— TASK GOAL —
Pull out every line below holding the word "text".

(Excerpts from a figure dataset)
——————————

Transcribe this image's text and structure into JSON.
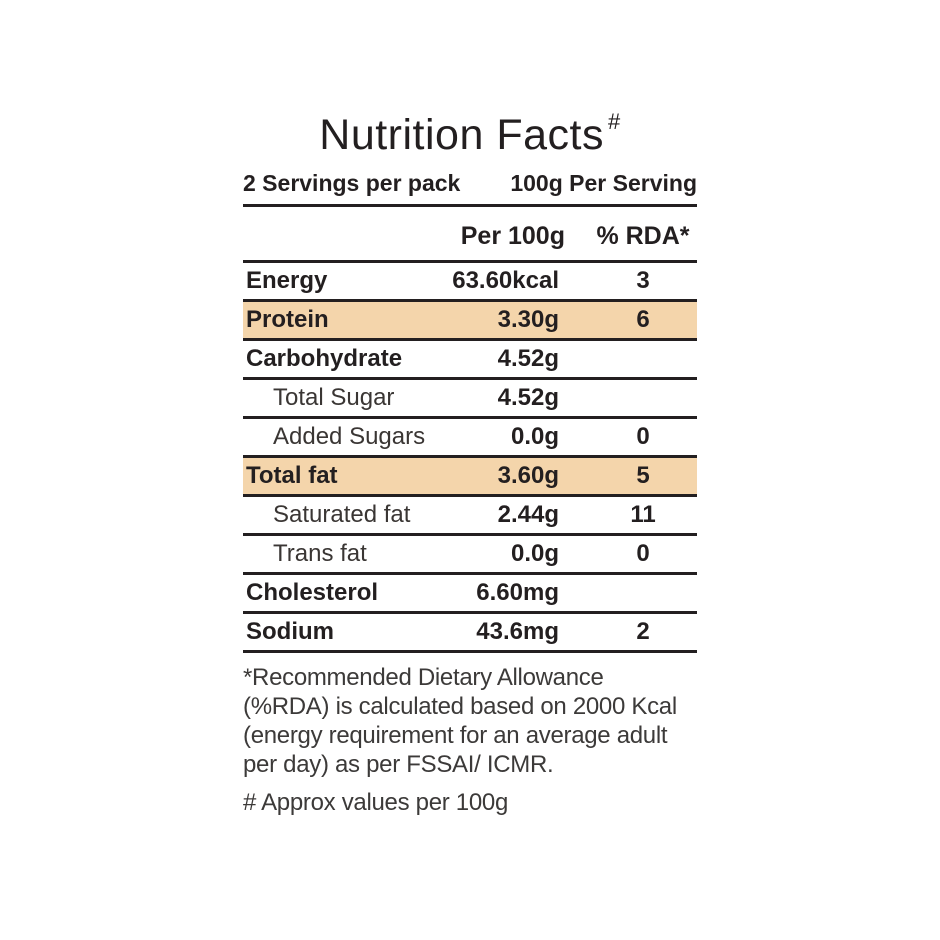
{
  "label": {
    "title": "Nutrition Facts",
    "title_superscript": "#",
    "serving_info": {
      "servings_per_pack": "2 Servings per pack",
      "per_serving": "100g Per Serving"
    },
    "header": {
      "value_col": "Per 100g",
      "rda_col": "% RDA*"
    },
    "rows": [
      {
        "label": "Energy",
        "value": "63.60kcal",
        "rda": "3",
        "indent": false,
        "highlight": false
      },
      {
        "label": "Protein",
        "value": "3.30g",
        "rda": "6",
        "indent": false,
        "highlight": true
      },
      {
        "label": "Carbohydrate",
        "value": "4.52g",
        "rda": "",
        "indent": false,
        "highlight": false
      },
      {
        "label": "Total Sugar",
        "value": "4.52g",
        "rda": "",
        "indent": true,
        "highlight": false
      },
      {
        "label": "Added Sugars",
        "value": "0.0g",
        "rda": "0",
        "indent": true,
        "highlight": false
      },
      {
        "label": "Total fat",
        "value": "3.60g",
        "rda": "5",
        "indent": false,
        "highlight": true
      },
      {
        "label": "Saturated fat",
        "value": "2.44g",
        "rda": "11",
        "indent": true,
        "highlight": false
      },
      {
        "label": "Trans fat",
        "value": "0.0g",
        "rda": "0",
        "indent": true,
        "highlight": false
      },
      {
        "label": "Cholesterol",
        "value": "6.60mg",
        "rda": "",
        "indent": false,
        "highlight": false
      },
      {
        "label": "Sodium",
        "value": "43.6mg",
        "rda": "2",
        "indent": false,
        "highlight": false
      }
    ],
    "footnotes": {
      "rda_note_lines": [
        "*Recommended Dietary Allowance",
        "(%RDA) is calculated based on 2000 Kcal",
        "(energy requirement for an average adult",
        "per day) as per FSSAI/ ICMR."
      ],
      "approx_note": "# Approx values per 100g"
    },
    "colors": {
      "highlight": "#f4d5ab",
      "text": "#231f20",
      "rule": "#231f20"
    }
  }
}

——————————

— SOLUTION BELOW —
Transcribe this image's text and structure into JSON.
      "text": "#231f20",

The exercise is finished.